┌────────
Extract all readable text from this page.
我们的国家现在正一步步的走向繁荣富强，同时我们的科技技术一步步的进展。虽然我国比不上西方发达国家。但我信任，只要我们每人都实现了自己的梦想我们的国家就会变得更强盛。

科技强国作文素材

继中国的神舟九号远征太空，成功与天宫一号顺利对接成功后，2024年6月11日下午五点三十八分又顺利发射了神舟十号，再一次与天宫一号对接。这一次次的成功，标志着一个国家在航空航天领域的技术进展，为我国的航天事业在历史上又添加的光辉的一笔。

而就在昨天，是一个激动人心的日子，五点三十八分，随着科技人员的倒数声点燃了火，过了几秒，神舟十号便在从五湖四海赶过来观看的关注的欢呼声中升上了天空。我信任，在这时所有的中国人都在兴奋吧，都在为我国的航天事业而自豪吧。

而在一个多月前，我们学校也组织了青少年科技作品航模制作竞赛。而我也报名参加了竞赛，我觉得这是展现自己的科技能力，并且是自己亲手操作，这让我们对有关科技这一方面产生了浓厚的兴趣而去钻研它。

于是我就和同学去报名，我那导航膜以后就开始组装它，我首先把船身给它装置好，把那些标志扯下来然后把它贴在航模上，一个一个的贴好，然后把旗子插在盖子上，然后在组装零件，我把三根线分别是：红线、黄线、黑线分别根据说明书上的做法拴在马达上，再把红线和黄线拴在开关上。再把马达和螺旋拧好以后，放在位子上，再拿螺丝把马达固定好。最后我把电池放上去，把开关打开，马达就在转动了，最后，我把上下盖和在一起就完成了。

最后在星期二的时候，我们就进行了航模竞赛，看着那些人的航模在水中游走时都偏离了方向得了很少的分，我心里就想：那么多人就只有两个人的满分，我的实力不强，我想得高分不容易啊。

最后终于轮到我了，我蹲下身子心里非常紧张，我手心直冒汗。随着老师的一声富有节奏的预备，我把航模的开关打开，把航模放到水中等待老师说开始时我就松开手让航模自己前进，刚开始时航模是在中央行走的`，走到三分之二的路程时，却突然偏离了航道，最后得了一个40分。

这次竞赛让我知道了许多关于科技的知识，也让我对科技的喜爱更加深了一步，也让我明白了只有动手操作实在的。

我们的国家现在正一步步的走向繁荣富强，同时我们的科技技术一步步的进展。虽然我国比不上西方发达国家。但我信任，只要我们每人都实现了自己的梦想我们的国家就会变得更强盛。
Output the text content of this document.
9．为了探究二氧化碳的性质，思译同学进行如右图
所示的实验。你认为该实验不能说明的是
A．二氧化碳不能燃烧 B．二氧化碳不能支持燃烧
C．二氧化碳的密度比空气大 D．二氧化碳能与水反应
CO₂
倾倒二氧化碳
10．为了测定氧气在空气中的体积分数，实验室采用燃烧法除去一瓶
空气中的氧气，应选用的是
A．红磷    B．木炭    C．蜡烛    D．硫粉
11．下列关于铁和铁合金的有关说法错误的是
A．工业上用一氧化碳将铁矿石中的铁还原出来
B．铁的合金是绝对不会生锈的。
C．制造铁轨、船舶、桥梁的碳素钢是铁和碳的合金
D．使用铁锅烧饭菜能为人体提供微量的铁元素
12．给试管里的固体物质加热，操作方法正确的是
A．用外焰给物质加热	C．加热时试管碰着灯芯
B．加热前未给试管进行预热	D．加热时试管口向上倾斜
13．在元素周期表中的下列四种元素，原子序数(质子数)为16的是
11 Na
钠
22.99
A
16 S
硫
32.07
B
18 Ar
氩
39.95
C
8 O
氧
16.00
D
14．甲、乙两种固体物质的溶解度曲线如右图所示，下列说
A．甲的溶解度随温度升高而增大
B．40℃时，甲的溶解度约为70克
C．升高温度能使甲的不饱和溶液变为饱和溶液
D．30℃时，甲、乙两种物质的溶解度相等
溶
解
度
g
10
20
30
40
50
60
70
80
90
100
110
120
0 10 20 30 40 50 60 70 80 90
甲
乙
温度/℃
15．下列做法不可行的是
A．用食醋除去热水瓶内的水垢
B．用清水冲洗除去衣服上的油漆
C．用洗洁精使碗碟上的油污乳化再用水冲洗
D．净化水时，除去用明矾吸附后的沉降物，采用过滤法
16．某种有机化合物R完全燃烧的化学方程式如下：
└────────
EXERCISE DESCRIPTION
Show each line in the entries that holds the string "this".

WRITTEN RESPONSE
Extract all readable text from this page.
Output the text content of this document.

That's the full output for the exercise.